> Your instructions
Write out each line in which the string "source" is present.

> Extracted material
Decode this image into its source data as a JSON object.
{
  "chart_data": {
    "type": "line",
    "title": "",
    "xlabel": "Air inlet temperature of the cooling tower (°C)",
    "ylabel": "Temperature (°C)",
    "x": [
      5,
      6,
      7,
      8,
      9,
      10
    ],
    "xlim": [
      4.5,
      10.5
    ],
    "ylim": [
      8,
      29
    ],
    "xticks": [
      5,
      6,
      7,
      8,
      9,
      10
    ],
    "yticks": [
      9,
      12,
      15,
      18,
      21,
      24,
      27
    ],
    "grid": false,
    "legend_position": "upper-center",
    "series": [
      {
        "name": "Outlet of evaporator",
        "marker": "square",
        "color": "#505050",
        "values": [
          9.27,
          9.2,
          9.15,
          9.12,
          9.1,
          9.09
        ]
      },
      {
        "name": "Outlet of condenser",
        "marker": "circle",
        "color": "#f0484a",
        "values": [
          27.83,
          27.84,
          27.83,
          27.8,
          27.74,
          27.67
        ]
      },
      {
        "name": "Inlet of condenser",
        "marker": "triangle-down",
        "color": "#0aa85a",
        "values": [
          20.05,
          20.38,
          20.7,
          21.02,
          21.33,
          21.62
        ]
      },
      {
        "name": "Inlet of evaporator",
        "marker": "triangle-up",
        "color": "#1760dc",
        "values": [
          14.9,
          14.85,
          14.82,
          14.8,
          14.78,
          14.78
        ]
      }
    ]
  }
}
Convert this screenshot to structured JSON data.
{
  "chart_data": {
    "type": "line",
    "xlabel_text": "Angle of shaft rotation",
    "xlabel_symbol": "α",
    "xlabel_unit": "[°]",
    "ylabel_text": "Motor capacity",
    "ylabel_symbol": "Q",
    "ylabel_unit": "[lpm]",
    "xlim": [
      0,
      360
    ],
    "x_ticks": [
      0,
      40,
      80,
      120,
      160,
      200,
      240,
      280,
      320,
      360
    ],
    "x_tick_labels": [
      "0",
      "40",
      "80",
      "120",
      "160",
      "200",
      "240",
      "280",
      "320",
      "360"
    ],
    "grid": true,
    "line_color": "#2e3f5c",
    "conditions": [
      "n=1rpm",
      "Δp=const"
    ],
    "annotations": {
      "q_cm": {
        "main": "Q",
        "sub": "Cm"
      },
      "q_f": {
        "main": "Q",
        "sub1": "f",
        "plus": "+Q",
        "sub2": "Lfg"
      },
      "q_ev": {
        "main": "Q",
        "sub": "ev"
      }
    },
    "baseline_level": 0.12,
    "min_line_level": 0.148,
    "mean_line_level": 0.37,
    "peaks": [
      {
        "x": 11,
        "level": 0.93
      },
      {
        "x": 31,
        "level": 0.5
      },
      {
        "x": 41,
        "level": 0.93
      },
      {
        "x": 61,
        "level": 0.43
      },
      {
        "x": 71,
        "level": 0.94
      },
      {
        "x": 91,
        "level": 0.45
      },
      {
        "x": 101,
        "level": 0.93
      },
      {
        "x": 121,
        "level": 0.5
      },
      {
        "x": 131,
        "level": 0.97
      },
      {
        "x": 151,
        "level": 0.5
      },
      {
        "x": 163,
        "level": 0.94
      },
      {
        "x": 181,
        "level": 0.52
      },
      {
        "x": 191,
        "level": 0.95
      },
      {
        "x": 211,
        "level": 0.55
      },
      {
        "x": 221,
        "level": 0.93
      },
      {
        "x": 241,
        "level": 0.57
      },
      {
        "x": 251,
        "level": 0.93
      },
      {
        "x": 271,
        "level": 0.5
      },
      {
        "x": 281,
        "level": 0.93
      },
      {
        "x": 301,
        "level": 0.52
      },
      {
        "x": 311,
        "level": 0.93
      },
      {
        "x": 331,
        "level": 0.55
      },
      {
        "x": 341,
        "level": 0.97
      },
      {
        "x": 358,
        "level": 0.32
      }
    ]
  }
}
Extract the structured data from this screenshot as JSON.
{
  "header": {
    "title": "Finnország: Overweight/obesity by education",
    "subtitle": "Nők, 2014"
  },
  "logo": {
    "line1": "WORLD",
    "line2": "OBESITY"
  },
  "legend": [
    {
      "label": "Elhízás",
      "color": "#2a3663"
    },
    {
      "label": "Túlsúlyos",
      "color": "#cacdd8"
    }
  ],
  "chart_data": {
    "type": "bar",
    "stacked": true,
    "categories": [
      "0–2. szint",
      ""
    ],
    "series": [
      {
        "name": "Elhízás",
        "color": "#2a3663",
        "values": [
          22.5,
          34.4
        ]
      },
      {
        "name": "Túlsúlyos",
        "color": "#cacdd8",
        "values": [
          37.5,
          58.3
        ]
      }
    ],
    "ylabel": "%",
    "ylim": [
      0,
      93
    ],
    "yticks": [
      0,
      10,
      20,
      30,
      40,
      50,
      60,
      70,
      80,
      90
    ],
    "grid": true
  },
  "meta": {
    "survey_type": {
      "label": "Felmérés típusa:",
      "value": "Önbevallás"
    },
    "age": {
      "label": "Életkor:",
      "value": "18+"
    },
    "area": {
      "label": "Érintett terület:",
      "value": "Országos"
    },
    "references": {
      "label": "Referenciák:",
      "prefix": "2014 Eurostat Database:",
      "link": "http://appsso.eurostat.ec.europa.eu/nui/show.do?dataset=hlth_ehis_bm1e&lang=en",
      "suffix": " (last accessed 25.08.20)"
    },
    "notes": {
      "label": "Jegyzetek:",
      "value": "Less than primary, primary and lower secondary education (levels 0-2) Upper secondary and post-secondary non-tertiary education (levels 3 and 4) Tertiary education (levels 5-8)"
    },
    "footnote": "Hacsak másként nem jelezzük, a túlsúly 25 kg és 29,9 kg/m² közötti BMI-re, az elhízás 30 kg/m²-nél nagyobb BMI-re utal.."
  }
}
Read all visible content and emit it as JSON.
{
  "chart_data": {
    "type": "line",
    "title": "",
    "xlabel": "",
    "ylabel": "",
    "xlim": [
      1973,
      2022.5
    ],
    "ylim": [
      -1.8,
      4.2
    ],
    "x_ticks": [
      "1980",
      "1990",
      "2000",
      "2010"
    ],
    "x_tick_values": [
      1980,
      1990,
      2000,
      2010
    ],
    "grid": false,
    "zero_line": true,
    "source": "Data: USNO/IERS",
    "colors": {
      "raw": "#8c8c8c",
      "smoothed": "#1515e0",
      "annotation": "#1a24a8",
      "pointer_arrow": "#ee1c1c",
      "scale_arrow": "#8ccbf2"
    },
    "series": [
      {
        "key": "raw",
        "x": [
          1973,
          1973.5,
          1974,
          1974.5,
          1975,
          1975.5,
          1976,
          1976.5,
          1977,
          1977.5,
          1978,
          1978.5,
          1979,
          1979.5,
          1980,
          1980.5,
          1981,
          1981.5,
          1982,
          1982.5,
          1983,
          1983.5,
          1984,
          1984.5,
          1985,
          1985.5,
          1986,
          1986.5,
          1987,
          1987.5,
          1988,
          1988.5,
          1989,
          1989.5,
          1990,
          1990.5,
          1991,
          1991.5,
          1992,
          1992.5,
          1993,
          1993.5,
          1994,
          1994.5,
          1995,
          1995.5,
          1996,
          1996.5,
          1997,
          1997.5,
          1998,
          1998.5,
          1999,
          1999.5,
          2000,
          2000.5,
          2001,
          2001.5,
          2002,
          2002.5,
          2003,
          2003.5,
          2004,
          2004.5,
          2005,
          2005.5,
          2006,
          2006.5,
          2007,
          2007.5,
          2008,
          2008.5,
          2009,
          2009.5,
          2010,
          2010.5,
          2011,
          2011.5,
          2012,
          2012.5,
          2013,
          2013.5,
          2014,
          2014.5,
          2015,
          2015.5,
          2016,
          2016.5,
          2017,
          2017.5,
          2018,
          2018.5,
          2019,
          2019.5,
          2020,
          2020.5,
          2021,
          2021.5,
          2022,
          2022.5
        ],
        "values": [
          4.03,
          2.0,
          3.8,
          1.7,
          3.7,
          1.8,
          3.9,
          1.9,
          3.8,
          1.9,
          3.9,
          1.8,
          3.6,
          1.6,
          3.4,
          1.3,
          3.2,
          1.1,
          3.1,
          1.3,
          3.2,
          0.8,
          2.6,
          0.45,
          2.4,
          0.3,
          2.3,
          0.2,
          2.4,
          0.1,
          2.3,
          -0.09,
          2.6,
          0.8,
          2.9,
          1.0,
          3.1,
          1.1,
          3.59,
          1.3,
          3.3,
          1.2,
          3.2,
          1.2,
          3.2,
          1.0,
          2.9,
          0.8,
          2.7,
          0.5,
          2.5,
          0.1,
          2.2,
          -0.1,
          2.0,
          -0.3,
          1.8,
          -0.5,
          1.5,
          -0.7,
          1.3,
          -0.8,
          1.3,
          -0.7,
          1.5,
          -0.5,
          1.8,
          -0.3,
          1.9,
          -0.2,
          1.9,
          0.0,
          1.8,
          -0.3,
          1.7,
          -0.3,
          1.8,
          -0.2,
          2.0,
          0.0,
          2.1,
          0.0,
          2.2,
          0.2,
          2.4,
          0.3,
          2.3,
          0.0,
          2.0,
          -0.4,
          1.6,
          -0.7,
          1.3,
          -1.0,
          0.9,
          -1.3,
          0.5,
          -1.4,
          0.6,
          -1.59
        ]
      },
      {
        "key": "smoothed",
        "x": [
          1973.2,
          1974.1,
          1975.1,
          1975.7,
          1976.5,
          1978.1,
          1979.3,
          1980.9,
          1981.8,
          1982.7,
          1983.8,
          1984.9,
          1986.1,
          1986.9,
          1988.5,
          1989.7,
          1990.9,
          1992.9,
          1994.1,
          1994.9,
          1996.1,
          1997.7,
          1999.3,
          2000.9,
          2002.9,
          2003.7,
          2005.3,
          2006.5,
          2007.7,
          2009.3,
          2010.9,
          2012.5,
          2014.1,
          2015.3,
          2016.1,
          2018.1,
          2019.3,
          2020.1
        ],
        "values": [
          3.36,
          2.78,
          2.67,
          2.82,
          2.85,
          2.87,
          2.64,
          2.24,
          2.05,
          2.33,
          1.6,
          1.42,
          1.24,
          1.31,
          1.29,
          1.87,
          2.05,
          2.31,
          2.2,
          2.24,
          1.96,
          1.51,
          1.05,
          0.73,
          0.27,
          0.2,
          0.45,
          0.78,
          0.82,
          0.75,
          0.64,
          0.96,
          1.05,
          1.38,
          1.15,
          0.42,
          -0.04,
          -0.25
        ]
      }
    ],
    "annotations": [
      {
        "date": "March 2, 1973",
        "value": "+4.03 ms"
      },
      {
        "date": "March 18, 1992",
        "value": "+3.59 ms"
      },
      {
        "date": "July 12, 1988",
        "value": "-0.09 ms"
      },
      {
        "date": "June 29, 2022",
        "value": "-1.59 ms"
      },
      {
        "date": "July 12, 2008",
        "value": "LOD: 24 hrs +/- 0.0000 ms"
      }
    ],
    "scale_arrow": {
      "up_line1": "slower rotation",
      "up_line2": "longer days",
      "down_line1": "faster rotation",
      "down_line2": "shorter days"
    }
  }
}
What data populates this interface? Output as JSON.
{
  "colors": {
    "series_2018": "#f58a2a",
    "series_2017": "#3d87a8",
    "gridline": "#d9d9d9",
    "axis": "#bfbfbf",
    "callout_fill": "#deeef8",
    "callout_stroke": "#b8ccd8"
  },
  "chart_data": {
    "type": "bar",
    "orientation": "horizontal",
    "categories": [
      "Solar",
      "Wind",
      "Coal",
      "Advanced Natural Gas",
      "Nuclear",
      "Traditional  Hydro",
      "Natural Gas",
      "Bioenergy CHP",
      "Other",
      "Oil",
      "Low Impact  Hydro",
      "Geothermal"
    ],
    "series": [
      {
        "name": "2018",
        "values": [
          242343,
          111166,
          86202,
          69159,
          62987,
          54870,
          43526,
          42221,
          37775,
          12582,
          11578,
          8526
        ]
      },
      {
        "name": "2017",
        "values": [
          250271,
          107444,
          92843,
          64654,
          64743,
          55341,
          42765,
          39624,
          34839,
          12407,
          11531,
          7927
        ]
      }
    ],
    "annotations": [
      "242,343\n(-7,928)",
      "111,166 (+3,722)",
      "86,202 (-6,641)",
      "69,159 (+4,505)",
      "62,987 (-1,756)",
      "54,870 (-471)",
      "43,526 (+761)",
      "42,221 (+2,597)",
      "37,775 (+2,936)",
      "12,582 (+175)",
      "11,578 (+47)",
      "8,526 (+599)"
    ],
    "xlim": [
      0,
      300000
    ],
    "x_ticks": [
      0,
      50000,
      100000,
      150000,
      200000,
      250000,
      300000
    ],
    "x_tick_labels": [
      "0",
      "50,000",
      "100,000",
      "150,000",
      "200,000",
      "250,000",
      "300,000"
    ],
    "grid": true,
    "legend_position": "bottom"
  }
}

> Output of the exercise
Decode this image into its source data as a JSON object.
    "source": "Data: USNO/IERS",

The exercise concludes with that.